Records from a collection
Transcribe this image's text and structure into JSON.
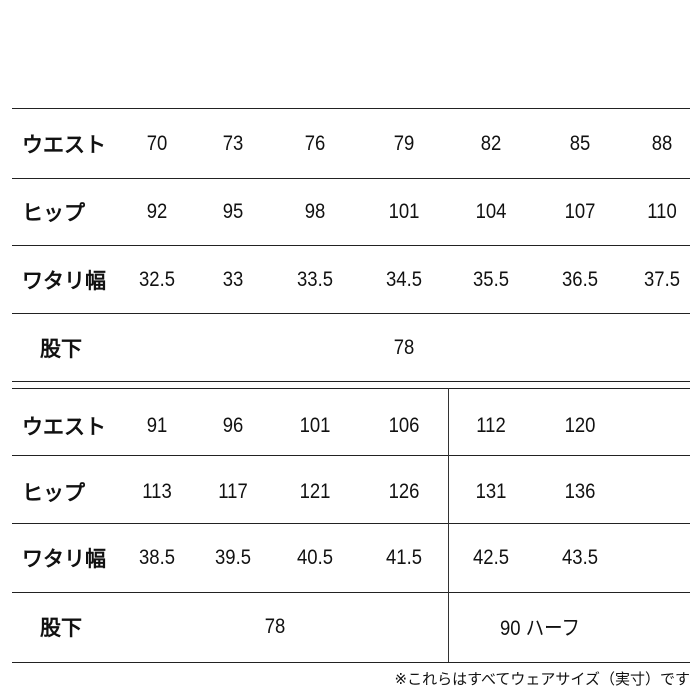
{
  "table1": {
    "rows": [
      {
        "label": "ウエスト",
        "values": [
          "70",
          "73",
          "76",
          "79",
          "82",
          "85",
          "88"
        ]
      },
      {
        "label": "ヒップ",
        "values": [
          "92",
          "95",
          "98",
          "101",
          "104",
          "107",
          "110"
        ]
      },
      {
        "label": "ワタリ幅",
        "values": [
          "32.5",
          "33",
          "33.5",
          "34.5",
          "35.5",
          "36.5",
          "37.5"
        ]
      }
    ],
    "inseam": {
      "label": "股下",
      "value": "78"
    }
  },
  "table2": {
    "rows": [
      {
        "label": "ウエスト",
        "values": [
          "91",
          "96",
          "101",
          "106",
          "112",
          "120"
        ]
      },
      {
        "label": "ヒップ",
        "values": [
          "113",
          "117",
          "121",
          "126",
          "131",
          "136"
        ]
      },
      {
        "label": "ワタリ幅",
        "values": [
          "38.5",
          "39.5",
          "40.5",
          "41.5",
          "42.5",
          "43.5"
        ]
      }
    ],
    "inseam": {
      "label": "股下",
      "value_left": "78",
      "value_right": "90 ハーフ"
    }
  },
  "note": "※これらはすべてウェアサイズ（実寸）です"
}
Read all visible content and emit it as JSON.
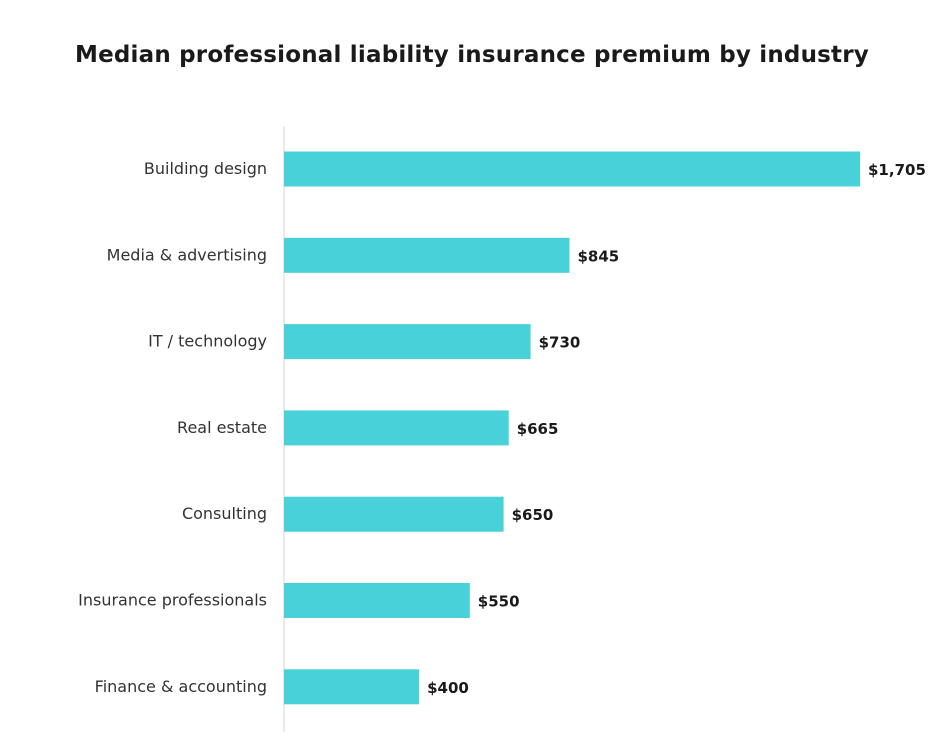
{
  "chart_data": {
    "type": "bar",
    "orientation": "horizontal",
    "title": "Median professional liability insurance premium by industry",
    "categories": [
      "Building design",
      "Media & advertising",
      "IT / technology",
      "Real estate",
      "Consulting",
      "Insurance professionals",
      "Finance & accounting"
    ],
    "values": [
      1705,
      845,
      730,
      665,
      650,
      550,
      400
    ],
    "value_labels": [
      "$1,705",
      "$845",
      "$730",
      "$665",
      "$650",
      "$550",
      "$400"
    ],
    "xlabel": "",
    "ylabel": "",
    "xlim": [
      0,
      1705
    ],
    "grid": false,
    "legend": "none",
    "bar_color": "#48d1d8",
    "axis_color": "#d6d6d6"
  }
}
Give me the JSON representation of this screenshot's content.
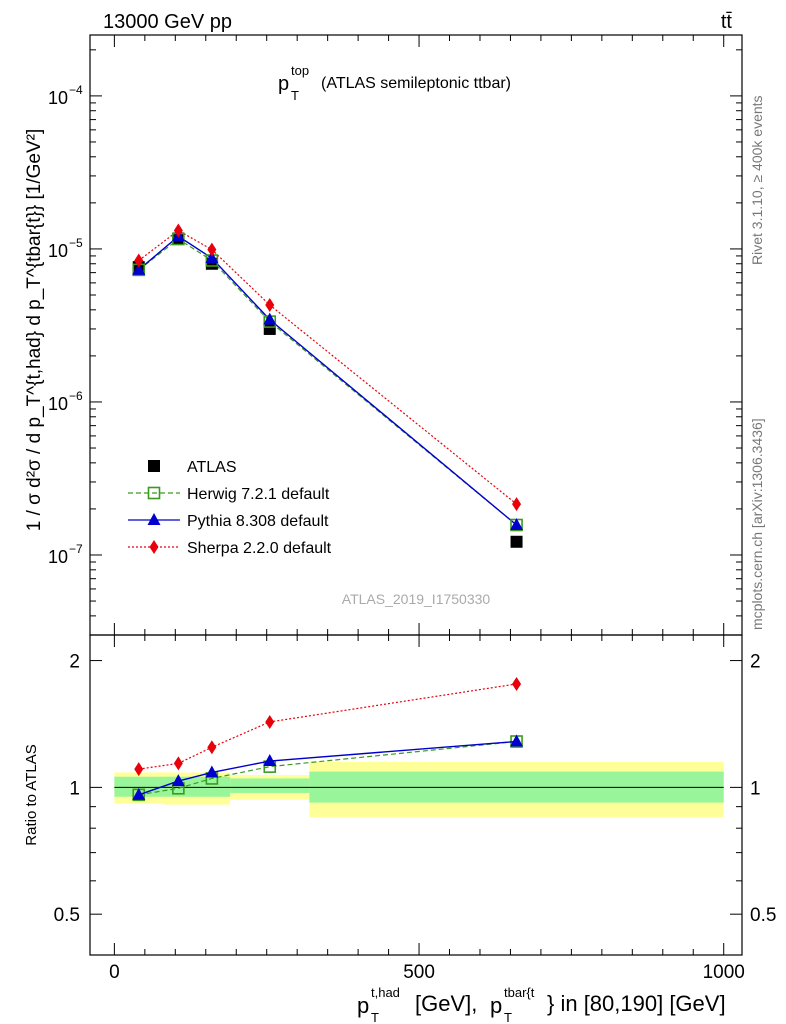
{
  "header": {
    "left": "13000 GeV pp",
    "right": "tt̄"
  },
  "side_labels": {
    "rivet": "Rivet 3.1.10, ≥ 400k events",
    "mcplots": "mcplots.cern.ch [arXiv:1306.3436]"
  },
  "watermark": "ATLAS_2019_I1750330",
  "colors": {
    "atlas": "#000000",
    "herwig": "#3a9a1f",
    "pythia": "#0000cc",
    "sherpa": "#e8000b",
    "band_inner": "#99f599",
    "band_outer": "#ffff99"
  },
  "chart_data": [
    {
      "type": "scatter",
      "panel": "main",
      "title_main": "p",
      "title_sub": "T",
      "title_sup": "top",
      "title_rest": "(ATLAS semileptonic ttbar)",
      "ylabel": "1 / σ d²σ / d p_T^{t,had} d p_T^{tbar{t}} [1/GeV²]",
      "yscale": "log",
      "ylim": [
        3e-08,
        0.00025
      ],
      "xlim": [
        -40,
        1030
      ],
      "y_ticks": [
        {
          "base": "10",
          "exp": "−4"
        },
        {
          "base": "10",
          "exp": "−5"
        },
        {
          "base": "10",
          "exp": "−6"
        },
        {
          "base": "10",
          "exp": "−7"
        }
      ],
      "x": [
        40,
        105,
        160,
        255,
        660
      ],
      "series": [
        {
          "name": "ATLAS",
          "key": "atlas",
          "marker": "square-filled",
          "values": [
            7.6e-06,
            1.17e-05,
            8e-06,
            3e-06,
            1.22e-07
          ]
        },
        {
          "name": "Herwig 7.2.1 default",
          "key": "herwig",
          "marker": "square-open",
          "line": "dashed",
          "values": [
            7.3e-06,
            1.16e-05,
            8.4e-06,
            3.35e-06,
            1.57e-07
          ]
        },
        {
          "name": "Pythia 8.308 default",
          "key": "pythia",
          "marker": "triangle",
          "line": "solid",
          "values": [
            7.3e-06,
            1.21e-05,
            8.7e-06,
            3.45e-06,
            1.57e-07
          ]
        },
        {
          "name": "Sherpa 2.2.0 default",
          "key": "sherpa",
          "marker": "diamond",
          "line": "dotted",
          "values": [
            8.4e-06,
            1.32e-05,
            9.9e-06,
            4.3e-06,
            2.15e-07
          ]
        }
      ]
    },
    {
      "type": "scatter",
      "panel": "ratio",
      "ylabel": "Ratio to ATLAS",
      "yscale": "log",
      "ylim": [
        0.4,
        2.3
      ],
      "xlim": [
        -40,
        1030
      ],
      "y_ticks": [
        "2",
        "1",
        "0.5"
      ],
      "x_ticks": [
        "0",
        "500",
        "1000"
      ],
      "xlabel_parts": {
        "p": "p",
        "T": "T",
        "thad": "t,had",
        "mid": "[GeV], ",
        "tbar": "tbar{t",
        "tail": "} in [80,190] [GeV]"
      },
      "bands": [
        {
          "x": [
            0,
            80
          ],
          "inner": [
            0.95,
            1.06
          ],
          "outer": [
            0.915,
            1.085
          ]
        },
        {
          "x": [
            80,
            190
          ],
          "inner": [
            0.95,
            1.06
          ],
          "outer": [
            0.91,
            1.085
          ]
        },
        {
          "x": [
            190,
            320
          ],
          "inner": [
            0.97,
            1.05
          ],
          "outer": [
            0.935,
            1.07
          ]
        },
        {
          "x": [
            320,
            1000
          ],
          "inner": [
            0.92,
            1.09
          ],
          "outer": [
            0.85,
            1.15
          ]
        }
      ],
      "x": [
        40,
        105,
        160,
        255,
        660
      ],
      "series": [
        {
          "name": "Herwig 7.2.1 default",
          "key": "herwig",
          "marker": "square-open",
          "line": "dashed",
          "values": [
            0.96,
            0.995,
            1.05,
            1.12,
            1.285
          ]
        },
        {
          "name": "Pythia 8.308 default",
          "key": "pythia",
          "marker": "triangle",
          "line": "solid",
          "values": [
            0.96,
            1.035,
            1.085,
            1.155,
            1.285
          ]
        },
        {
          "name": "Sherpa 2.2.0 default",
          "key": "sherpa",
          "marker": "diamond",
          "line": "dotted",
          "values": [
            1.105,
            1.14,
            1.245,
            1.43,
            1.76
          ]
        }
      ]
    }
  ]
}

**REQUIREMENTS:**
Copy out each line of the material that holds the word "content".

**FINISHED TASK:**
Read all visible content and emit it as JSON.
Give me the JSON representation of this screenshot's content.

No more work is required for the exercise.